### What you need to do
Among the entries that follow, tally the lines with the string "title". Give no more than the number.

start Extracted records

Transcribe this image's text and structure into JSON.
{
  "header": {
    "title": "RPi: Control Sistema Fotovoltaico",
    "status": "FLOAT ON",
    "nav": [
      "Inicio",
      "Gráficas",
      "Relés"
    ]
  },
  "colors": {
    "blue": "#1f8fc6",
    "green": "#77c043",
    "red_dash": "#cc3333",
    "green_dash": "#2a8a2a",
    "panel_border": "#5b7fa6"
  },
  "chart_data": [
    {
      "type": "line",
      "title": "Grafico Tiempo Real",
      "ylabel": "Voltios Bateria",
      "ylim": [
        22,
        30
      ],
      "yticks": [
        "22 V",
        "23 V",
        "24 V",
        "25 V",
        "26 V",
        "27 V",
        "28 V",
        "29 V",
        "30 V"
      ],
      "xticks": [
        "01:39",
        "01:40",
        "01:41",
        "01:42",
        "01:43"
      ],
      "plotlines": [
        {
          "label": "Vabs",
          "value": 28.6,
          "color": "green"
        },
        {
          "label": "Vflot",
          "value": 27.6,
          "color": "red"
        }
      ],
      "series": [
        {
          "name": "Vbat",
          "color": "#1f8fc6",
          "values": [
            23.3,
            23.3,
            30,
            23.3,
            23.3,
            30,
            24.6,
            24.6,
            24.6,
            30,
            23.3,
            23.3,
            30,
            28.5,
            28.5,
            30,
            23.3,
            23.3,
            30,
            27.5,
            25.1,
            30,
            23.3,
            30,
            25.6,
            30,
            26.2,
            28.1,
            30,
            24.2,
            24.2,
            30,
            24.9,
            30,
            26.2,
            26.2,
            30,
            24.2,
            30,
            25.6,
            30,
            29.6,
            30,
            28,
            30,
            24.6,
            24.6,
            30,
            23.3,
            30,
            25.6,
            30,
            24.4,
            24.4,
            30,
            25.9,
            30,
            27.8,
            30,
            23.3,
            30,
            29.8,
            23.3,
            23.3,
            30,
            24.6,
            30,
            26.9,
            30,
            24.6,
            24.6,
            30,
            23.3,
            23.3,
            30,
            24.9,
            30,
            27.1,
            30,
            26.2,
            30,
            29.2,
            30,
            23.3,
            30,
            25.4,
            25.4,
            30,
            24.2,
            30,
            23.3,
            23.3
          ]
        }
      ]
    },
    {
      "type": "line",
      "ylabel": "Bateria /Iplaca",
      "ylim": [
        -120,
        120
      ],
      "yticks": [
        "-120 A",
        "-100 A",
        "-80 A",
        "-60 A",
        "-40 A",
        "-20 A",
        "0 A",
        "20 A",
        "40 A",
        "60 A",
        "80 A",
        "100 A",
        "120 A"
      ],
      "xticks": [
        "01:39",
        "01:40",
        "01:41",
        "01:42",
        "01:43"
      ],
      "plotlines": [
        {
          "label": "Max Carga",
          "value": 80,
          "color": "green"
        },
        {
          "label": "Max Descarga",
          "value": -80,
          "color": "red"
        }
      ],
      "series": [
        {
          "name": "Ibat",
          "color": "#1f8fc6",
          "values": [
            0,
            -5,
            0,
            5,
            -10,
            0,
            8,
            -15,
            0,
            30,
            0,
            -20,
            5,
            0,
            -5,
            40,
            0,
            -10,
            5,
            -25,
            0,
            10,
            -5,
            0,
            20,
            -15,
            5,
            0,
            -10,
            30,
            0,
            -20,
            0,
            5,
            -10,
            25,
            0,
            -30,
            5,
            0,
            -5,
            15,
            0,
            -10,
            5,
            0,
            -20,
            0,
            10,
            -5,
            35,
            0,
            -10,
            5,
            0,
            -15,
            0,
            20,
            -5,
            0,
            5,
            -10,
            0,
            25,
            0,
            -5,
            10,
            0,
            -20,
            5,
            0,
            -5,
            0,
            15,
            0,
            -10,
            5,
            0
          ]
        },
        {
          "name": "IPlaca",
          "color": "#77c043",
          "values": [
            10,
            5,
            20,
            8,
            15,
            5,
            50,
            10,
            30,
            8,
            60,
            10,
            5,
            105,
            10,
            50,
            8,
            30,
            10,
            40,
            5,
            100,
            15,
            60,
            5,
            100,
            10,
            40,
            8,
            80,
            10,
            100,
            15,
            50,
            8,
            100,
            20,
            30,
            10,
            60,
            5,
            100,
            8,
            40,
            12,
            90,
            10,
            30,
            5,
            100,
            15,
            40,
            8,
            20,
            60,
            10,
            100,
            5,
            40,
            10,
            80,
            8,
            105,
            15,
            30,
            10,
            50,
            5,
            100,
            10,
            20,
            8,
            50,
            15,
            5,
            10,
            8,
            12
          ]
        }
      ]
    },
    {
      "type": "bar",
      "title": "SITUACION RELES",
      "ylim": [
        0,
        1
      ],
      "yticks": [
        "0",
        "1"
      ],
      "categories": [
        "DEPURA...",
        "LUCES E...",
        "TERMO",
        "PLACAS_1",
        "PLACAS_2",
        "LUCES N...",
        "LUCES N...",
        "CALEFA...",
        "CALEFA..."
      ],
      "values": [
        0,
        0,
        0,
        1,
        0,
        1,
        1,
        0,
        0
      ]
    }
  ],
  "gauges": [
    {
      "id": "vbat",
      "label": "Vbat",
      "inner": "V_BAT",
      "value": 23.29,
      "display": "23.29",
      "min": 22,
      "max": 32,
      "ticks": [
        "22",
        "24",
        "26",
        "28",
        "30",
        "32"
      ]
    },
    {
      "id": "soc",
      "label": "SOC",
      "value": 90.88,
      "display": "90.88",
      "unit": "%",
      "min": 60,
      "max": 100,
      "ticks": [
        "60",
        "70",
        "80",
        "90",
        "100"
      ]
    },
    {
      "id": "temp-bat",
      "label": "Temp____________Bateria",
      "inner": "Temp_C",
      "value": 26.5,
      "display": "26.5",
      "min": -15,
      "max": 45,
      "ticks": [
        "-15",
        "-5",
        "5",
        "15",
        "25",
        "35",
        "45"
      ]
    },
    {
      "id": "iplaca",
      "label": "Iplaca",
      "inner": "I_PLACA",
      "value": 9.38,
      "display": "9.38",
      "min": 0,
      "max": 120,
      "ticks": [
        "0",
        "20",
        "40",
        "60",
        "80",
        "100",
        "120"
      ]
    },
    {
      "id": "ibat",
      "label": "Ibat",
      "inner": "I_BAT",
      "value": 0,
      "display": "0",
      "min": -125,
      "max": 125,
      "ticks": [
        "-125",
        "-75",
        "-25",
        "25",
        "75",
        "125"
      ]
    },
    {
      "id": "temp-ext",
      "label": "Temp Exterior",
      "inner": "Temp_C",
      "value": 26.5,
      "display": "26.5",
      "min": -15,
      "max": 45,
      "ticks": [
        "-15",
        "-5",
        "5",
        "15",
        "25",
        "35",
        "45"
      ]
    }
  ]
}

end Extracted records

### Exercise solution
3